[WRITTEN PROBLEM]
Output the material beneath this task exactly, images excluded.

[MATERIAL SUPPLIED]
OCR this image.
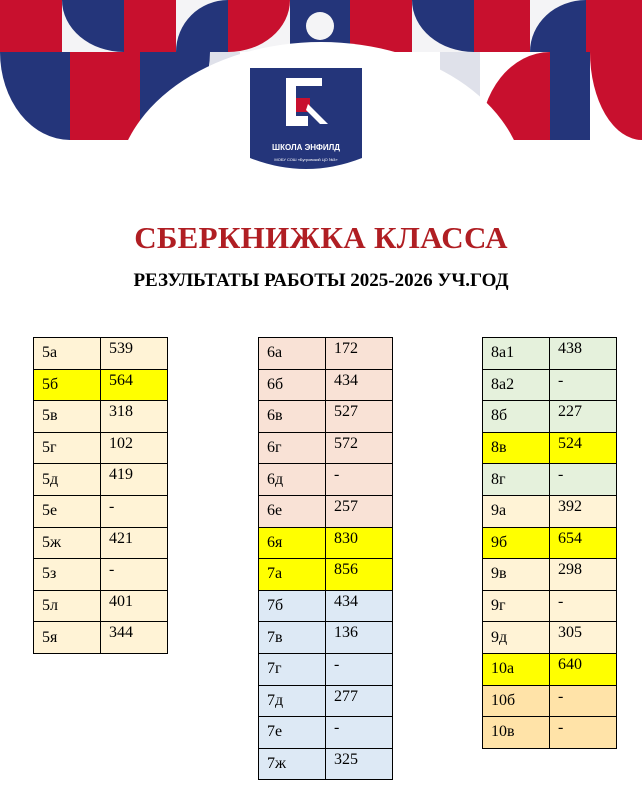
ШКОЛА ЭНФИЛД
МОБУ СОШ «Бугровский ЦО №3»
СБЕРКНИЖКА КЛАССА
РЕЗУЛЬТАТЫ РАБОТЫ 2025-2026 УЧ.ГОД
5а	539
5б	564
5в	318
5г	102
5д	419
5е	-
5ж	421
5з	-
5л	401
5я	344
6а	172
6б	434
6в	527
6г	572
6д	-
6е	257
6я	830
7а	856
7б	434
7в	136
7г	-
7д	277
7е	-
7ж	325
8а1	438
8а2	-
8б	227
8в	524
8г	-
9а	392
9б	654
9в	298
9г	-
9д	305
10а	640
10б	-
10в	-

[THE COMPLETED TASK]
OCR this image.
ШКОЛА ЭНФИЛД
МОБУ СОШ «Бугровский ЦО №3»
СБЕРКНИЖКА КЛАССА
РЕЗУЛЬТАТЫ РАБОТЫ 2025-2026 УЧ.ГОД
5а	539
5б	564
5в	318
5г	102
5д	419
5е	-
5ж	421
5з	-
5л	401
5я	344
6а	172
6б	434
6в	527
6г	572
6д	-
6е	257
6я	830
7а	856
7б	434
7в	136
7г	-
7д	277
7е	-
7ж	325
8а1	438
8а2	-
8б	227
8в	524
8г	-
9а	392
9б	654
9в	298
9г	-
9д	305
10а	640
10б	-
10в	-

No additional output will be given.